--- START ---

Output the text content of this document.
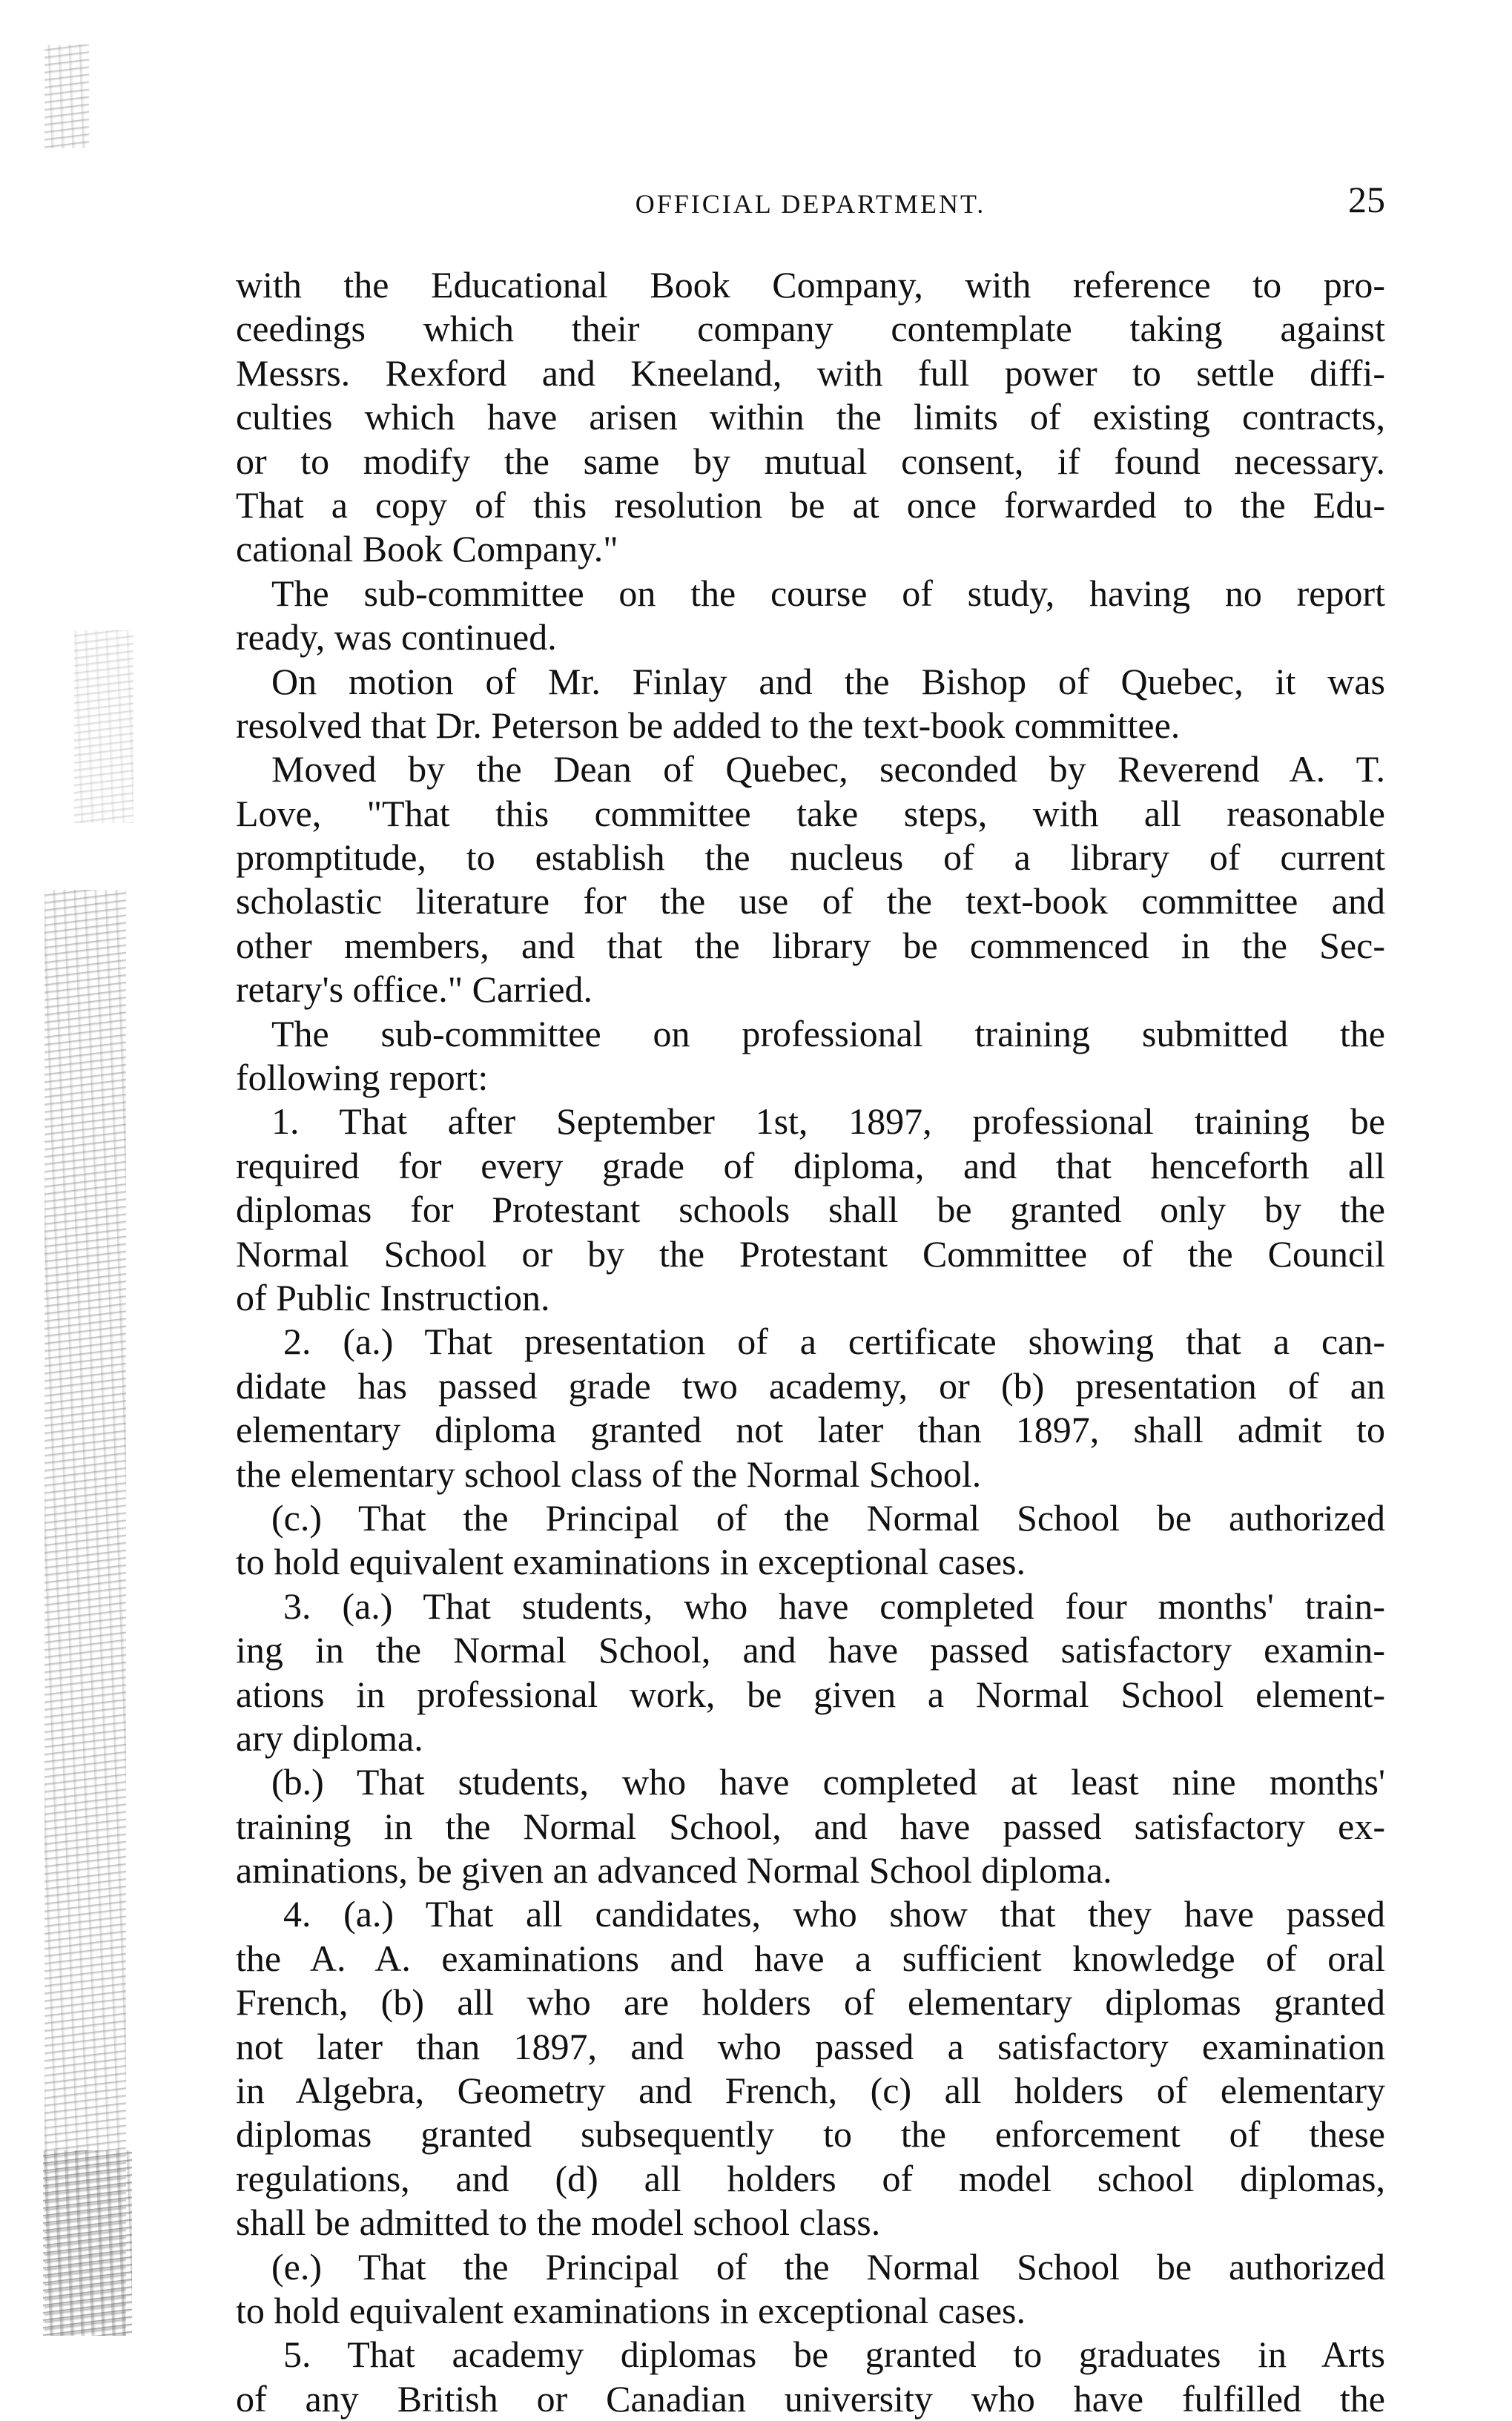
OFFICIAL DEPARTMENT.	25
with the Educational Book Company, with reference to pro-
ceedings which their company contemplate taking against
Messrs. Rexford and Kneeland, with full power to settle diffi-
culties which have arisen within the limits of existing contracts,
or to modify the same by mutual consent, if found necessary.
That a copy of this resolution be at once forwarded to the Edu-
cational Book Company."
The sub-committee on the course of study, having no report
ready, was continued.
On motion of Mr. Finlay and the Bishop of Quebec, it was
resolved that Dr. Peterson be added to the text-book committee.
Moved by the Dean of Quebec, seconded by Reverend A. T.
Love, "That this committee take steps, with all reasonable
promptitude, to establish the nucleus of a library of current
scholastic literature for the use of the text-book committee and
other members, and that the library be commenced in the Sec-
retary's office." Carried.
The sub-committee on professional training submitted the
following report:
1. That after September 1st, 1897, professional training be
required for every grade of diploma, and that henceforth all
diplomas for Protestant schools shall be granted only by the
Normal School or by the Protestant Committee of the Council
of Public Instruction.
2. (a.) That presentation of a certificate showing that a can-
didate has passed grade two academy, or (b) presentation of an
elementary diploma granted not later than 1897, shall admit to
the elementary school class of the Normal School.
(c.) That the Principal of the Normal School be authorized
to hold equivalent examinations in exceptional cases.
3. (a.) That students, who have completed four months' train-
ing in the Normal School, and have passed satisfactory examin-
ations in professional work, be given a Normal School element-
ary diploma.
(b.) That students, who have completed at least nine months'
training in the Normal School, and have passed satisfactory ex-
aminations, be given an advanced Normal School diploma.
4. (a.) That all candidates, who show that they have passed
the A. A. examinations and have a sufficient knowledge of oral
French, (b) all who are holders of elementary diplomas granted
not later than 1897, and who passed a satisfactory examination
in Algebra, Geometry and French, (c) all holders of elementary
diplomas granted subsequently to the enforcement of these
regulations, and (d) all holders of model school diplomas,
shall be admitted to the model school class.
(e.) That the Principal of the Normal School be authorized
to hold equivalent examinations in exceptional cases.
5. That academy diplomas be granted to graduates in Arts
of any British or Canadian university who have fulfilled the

--- END ---
--- START ---

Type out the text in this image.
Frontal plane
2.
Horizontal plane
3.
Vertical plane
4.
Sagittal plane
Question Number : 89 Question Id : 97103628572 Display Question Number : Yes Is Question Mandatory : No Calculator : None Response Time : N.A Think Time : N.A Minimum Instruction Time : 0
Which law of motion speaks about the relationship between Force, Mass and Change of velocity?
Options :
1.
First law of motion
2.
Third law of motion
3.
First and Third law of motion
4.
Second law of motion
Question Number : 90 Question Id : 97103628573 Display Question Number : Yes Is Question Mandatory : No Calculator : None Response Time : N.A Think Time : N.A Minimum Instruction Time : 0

--- END ---

> Exercise task
Pick each line holding the word "months" out of the data and copy it.

> Response
3. (a.) That students, who have completed four months' train-
(b.) That students, who have completed at least nine months'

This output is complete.